Recent filings also address proxy and governance disclosure, shareholder voting matters, board and committee composition, director independence, executive appointments and separation arrangements, material agreements, capital-structure disclosure for common stock, and the termination of a previously disclosed merger agreement.
STAAR Surgical Company is asking shareholders to vote at its virtual 2026 annual meeting on June 18, 2026. The proxy seeks approval to elect seven directors, add 3.9 million shares to its Omnibus Equity Incentive Plan, ratify BDO USA as auditor, and approve executive pay on an advisory basis.
* * * *
STATED GOAL —
Extend the summary of STAAR Surgical's filings and 2026 proxy by a few sentences, picking up right after its final sentence.

STORED DATA —
* * * *
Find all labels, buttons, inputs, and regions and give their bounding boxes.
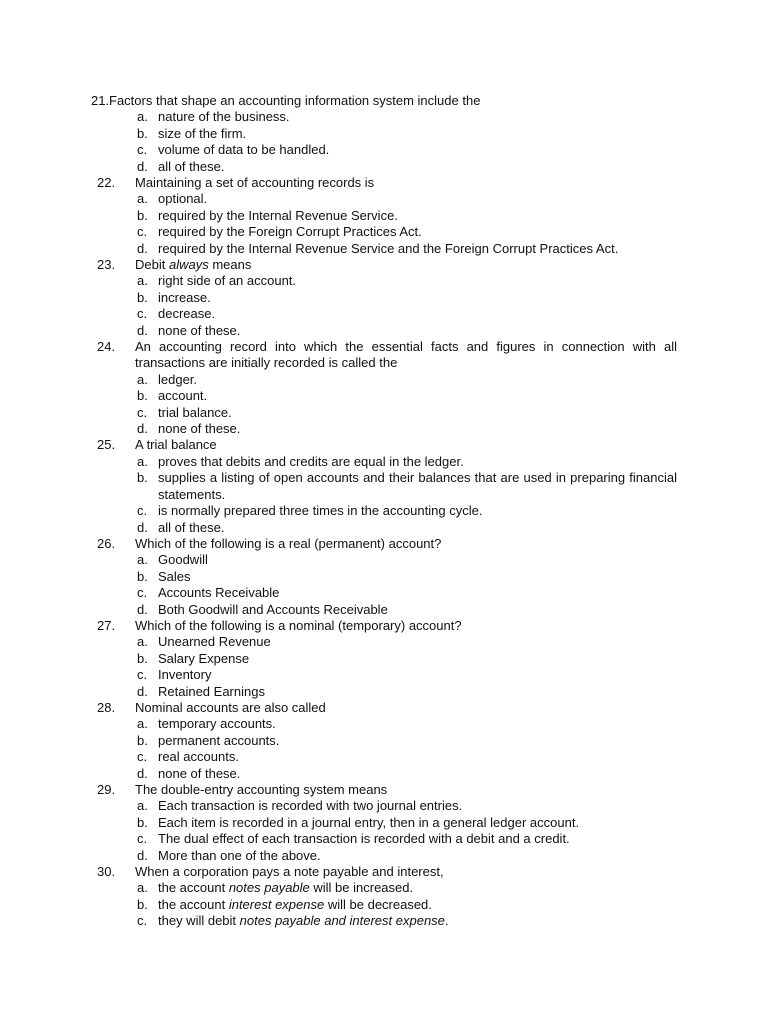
* * * *
FINAL RESULT —
The filing details significant recent changes, including termination of an all-cash merger agreement with Alcon, a cooperation agreement with major shareholder Broadwood, board refreshment that added three investor‑aligned directors, and the appointment of interim Co‑CEOs Warren Foust and Deborah Andrews. It also outlines 2026 strategic priorities around expanding EVO lens access, improving profitability through cost and supply‑chain actions, and accelerating innovation, alongside pay‑for‑performance changes such as a 50% PSU / 50% RSU long‑term incentive mix and a redesigned bonus plan funded at 140% for 2025.
BlackRock, Inc. amended a Schedule 13G to report beneficial ownership of 6,507,911 shares of STAAR SURGICAL CO common stock, representing 13.1% of the class as of 03/31/2026.
The filing attributes 6,453,653 shares of sole voting power and lists iShares Core S&P Small-Cap ETF as a holder with more than 5% interest in the issuer’s common stock. The amendment is signed by a Managing Director on 04/24/2026.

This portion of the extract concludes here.